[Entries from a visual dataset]
::::::::::
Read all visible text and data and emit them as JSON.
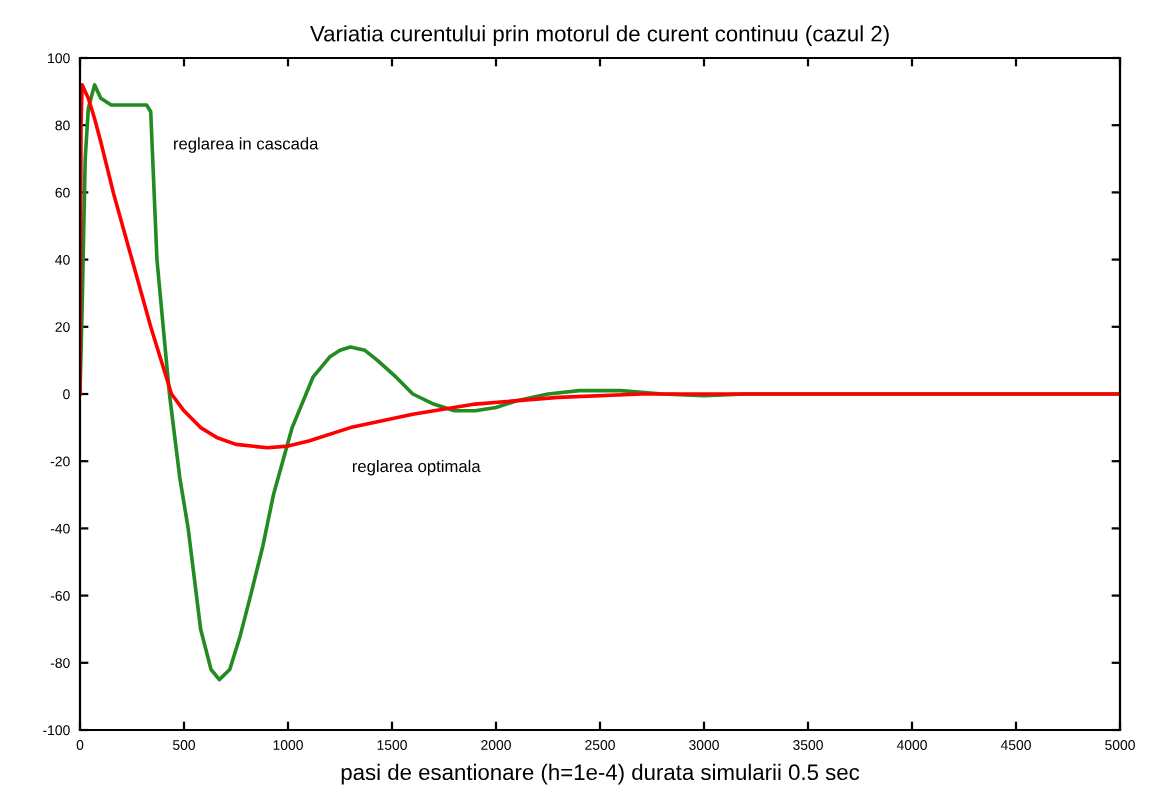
{
  "chart_data": {
    "type": "line",
    "title": "Variatia curentului prin motorul de curent continuu (cazul 2)",
    "xlabel": "pasi de esantionare (h=1e-4) durata simularii 0.5 sec",
    "xlim": [
      0,
      5000
    ],
    "ylim": [
      -100,
      100
    ],
    "xticks": [
      0,
      500,
      1000,
      1500,
      2000,
      2500,
      3000,
      3500,
      4000,
      4500,
      5000
    ],
    "yticks": [
      -100,
      -80,
      -60,
      -40,
      -20,
      0,
      20,
      40,
      60,
      80,
      100
    ],
    "grid": false,
    "legend": false,
    "marker": "none",
    "line_style": "solid",
    "annotations": [
      {
        "text": "reglarea in cascada",
        "x": 340,
        "y": 84
      },
      {
        "text": "reglarea optimala",
        "x": 1200,
        "y": -12
      }
    ],
    "series": [
      {
        "color": "#228b22",
        "x": [
          0,
          10,
          25,
          40,
          70,
          100,
          150,
          250,
          320,
          340,
          370,
          400,
          430,
          480,
          520,
          580,
          630,
          670,
          720,
          770,
          820,
          880,
          930,
          1020,
          1120,
          1200,
          1250,
          1300,
          1370,
          1430,
          1520,
          1600,
          1700,
          1800,
          1900,
          2000,
          2100,
          2250,
          2400,
          2600,
          2800,
          3000,
          3200,
          5000
        ],
        "values": [
          0,
          25,
          70,
          85,
          92,
          88,
          86,
          86,
          86,
          84,
          40,
          20,
          0,
          -25,
          -40,
          -70,
          -82,
          -85,
          -82,
          -72,
          -60,
          -45,
          -30,
          -10,
          5,
          11,
          13,
          14,
          13,
          10,
          5,
          0,
          -3,
          -5,
          -5,
          -4,
          -2,
          0,
          1,
          1,
          0,
          -0.5,
          0,
          0
        ]
      },
      {
        "color": "#ff0000",
        "x": [
          0,
          5,
          10,
          25,
          40,
          70,
          100,
          160,
          250,
          340,
          440,
          500,
          580,
          660,
          750,
          900,
          1000,
          1100,
          1300,
          1600,
          1900,
          2300,
          2700,
          5000
        ],
        "values": [
          0,
          80,
          92,
          90,
          88,
          82,
          75,
          60,
          40,
          20,
          0,
          -5,
          -10,
          -13,
          -15,
          -16,
          -15.5,
          -14,
          -10,
          -6,
          -3,
          -1,
          0,
          0
        ]
      }
    ]
  }
}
::::::::::
- _INSTRUCTIONS FOR THE TASK_
Show each line of the data that contains the string "reglarea".

- _RESPONSE TO THIS EXERCISE_
        "text": "reglarea in cascada",
        "text": "reglarea optimala",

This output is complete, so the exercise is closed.